> _Aim_
List each line in which the string "cavité" appears.

> _Data shown_
'''
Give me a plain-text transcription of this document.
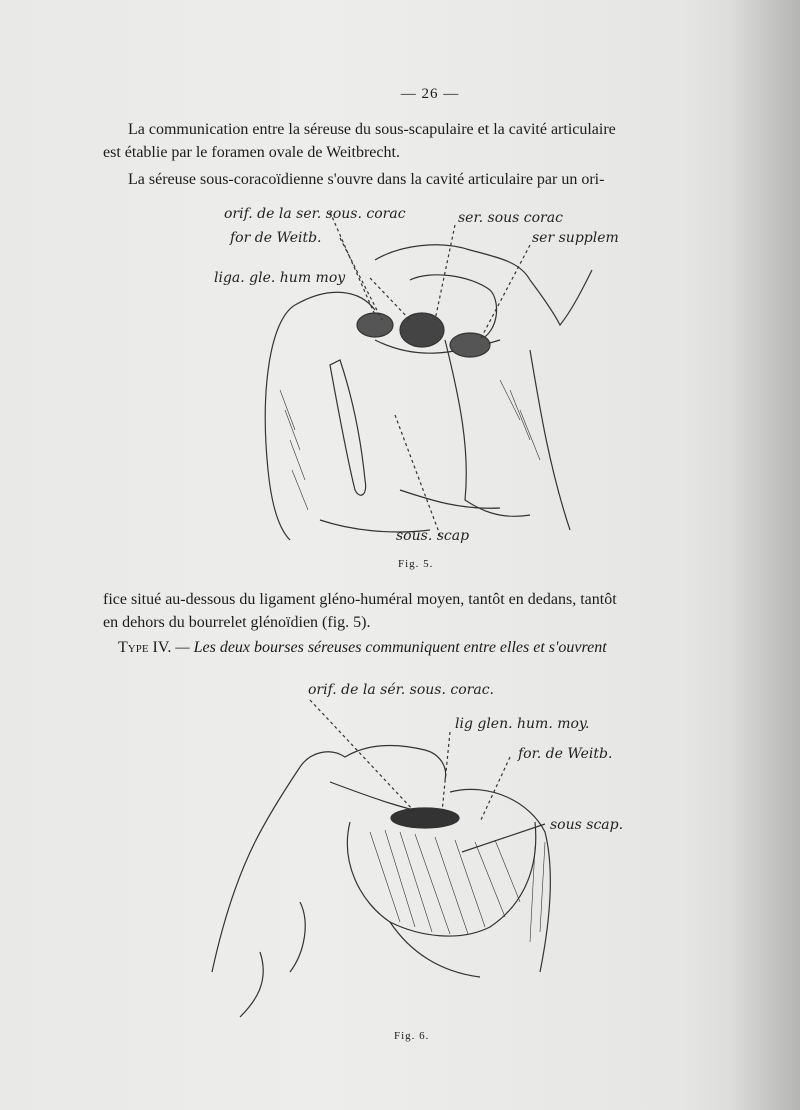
— 26 —
La communication entre la séreuse du sous-scapulaire et la cavité articulaire
est établie par le foramen ovale de Weitbrecht.
La séreuse sous-coracoïdienne s'ouvre dans la cavité articulaire par un ori-
orif. de la ser. sous. corac
for de Weitb.
liga. gle. hum moy
ser. sous corac
ser supplem
sous. scap
Fig. 5.
fice situé au-dessous du ligament gléno-huméral moyen, tantôt en dedans, tantôt
en dehors du bourrelet glénoïdien (fig. 5).
Type IV. — Les deux bourses séreuses communiquent entre elles et s'ouvrent
orif. de la sér. sous. corac.
lig glen. hum. moy.
for. de Weitb.
sous scap.
Fig. 6.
'''
> _Right answer_
La communication entre la séreuse du sous-scapulaire et la cavité articulaire
La séreuse sous-coracoïdienne s'ouvre dans la cavité articulaire par un ori-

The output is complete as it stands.